Supplied material:
══════════════════════════════

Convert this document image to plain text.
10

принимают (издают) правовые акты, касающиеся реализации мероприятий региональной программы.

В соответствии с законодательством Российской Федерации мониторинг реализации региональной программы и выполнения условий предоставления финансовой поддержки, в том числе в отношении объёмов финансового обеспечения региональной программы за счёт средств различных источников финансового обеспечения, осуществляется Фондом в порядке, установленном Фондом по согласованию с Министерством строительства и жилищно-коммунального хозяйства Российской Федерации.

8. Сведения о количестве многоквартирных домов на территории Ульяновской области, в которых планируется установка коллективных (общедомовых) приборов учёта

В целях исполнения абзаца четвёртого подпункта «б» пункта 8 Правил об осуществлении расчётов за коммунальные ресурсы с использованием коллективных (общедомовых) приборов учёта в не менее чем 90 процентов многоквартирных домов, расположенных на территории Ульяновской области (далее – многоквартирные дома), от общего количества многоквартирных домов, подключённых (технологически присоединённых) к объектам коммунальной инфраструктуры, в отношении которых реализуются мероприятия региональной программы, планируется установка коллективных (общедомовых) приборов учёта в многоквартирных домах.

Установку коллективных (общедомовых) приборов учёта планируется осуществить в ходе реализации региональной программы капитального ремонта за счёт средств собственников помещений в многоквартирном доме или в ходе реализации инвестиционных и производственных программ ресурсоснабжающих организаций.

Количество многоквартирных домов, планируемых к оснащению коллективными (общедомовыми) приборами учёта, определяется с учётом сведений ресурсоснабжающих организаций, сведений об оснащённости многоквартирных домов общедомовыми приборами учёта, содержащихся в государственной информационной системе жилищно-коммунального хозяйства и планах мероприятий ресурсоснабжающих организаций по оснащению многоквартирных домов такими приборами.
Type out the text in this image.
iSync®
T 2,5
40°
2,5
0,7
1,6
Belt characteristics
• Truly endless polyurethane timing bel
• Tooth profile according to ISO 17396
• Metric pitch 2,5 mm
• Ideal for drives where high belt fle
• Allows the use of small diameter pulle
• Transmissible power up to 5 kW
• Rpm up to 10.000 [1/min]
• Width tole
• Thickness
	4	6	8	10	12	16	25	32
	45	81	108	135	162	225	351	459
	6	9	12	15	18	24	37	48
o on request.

══════════════════════════════

What you should do: Which lines contain the word "image"? Copy each of them.

Answer to the problem:
Convert this document image to plain text.
Type out the text in this image.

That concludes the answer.